[Figure collection entries]
--------------------------------

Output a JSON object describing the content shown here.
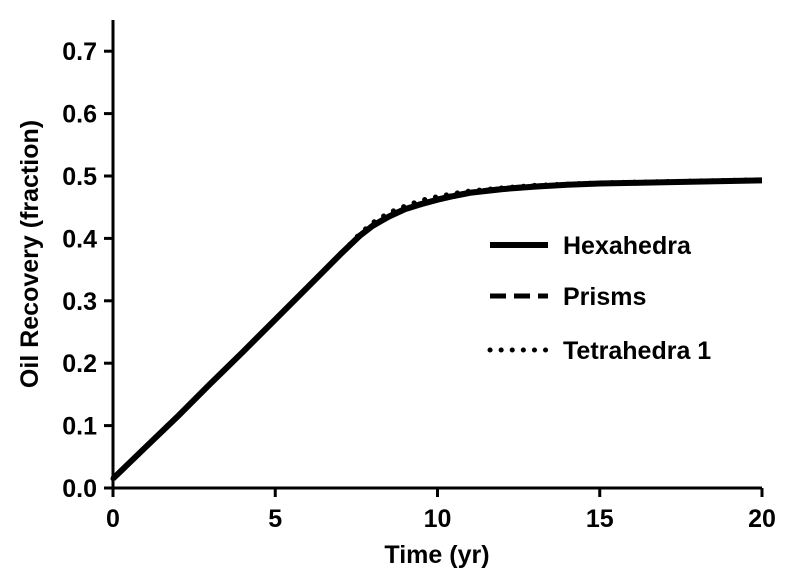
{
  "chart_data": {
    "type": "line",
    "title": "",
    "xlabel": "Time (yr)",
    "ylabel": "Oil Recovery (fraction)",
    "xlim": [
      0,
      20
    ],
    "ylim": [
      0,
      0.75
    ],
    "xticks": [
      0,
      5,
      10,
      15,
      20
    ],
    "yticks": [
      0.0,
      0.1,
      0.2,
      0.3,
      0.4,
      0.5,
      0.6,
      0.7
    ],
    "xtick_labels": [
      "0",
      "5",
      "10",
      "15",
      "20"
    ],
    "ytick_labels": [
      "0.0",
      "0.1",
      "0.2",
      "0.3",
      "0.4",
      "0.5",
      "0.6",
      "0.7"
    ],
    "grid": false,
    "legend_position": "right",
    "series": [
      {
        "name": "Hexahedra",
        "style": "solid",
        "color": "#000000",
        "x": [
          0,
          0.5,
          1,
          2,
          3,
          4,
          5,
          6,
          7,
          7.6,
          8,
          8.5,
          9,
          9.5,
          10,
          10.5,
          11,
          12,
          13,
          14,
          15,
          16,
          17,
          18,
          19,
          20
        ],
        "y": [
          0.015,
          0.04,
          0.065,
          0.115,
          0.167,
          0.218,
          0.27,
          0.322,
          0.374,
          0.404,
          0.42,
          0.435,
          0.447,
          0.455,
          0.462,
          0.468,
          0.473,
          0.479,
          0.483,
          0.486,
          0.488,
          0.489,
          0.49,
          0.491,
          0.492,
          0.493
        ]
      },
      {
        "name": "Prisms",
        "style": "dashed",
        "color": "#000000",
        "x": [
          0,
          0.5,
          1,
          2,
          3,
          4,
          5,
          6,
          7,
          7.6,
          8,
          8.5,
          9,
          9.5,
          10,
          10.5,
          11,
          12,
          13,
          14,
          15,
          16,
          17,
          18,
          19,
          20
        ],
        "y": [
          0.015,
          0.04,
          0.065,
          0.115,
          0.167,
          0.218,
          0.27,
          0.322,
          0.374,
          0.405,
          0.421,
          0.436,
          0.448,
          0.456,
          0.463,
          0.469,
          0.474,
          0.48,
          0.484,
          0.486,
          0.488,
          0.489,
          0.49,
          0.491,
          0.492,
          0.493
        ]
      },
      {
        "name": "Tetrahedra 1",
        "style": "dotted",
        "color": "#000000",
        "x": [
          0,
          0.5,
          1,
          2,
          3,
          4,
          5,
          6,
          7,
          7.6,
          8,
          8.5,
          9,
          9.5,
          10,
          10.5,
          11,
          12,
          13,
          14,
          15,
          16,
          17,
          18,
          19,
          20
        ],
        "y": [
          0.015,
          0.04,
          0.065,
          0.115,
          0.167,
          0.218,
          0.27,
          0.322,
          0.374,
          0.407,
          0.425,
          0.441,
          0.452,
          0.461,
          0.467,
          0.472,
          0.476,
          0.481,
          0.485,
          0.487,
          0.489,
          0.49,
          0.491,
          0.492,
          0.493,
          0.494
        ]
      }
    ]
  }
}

--------------------------------

- _Problem_:
Give the number of lines containing the word "name". No other answer is needed.

- _Solved exercise_:
3